— START Records for this task —
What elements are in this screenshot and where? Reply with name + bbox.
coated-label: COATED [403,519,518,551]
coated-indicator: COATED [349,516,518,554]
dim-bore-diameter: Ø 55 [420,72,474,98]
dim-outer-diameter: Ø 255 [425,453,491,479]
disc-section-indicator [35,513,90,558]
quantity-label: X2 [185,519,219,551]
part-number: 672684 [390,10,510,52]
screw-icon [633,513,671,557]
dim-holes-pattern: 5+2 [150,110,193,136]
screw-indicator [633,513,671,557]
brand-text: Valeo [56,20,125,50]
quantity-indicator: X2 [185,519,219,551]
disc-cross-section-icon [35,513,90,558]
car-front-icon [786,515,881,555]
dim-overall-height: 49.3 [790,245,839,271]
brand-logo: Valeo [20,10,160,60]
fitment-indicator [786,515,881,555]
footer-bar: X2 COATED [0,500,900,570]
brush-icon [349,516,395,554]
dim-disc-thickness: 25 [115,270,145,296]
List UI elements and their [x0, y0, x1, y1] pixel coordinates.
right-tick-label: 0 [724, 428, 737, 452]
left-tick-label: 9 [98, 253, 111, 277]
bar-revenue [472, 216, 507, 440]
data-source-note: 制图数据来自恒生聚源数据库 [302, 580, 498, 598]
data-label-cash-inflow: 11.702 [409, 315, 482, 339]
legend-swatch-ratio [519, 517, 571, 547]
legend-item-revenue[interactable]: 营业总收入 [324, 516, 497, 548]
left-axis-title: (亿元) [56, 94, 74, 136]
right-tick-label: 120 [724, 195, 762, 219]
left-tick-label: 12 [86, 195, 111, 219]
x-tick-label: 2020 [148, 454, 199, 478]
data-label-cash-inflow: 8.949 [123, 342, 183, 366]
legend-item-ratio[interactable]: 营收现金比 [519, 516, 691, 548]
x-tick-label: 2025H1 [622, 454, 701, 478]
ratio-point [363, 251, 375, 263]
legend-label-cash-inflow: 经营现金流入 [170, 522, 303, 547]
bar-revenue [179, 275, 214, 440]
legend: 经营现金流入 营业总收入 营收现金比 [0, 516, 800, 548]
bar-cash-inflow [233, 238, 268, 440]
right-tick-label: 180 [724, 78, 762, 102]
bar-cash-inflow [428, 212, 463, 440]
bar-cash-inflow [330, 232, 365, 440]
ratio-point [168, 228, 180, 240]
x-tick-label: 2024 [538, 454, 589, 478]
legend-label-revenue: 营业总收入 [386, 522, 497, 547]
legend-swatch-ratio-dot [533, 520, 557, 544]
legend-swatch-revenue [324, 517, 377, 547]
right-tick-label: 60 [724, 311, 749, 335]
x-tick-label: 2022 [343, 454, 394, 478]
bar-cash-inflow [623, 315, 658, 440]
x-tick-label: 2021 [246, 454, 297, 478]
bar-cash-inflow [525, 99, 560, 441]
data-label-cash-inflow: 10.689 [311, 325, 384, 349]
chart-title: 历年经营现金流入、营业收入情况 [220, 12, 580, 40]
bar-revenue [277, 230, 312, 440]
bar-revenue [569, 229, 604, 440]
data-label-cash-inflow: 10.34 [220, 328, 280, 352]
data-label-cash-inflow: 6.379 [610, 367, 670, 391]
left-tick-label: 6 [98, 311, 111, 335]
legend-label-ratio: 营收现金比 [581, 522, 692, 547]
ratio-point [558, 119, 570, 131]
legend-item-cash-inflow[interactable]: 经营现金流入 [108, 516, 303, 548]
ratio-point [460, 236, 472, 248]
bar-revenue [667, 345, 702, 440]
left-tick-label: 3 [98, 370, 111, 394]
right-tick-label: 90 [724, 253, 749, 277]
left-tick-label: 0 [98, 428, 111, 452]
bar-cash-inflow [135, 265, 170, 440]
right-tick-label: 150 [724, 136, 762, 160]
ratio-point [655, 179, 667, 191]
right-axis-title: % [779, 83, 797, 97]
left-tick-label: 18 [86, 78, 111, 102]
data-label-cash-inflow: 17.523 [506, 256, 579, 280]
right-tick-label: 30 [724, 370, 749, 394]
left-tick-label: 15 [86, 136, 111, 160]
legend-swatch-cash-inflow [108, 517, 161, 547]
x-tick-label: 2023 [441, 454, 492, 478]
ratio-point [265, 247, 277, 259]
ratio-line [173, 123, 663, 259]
— END Records for this task —
**Description of the task**
Can you recast the records as a Markdown table with the columns Row and Line, starting at the first line of the records and ending at the line that contains "part-number: 672684 [390,10,510,52]", and leaving out any blank lines?

**The reply**
| Row | Line |
|---|---|
| 1 | What elements are in this screenshot and where? Reply with name + bbox. |
| 2 | coated-label: COATED [403,519,518,551] |
| 3 | coated-indicator: COATED [349,516,518,554] |
| 4 | dim-bore-diameter: Ø 55 [420,72,474,98] |
| 5 | dim-outer-diameter: Ø 255 [425,453,491,479] |
| 6 | disc-section-indicator [35,513,90,558] |
| 7 | quantity-label: X2 [185,519,219,551] |
| 8 | part-number: 672684 [390,10,510,52] |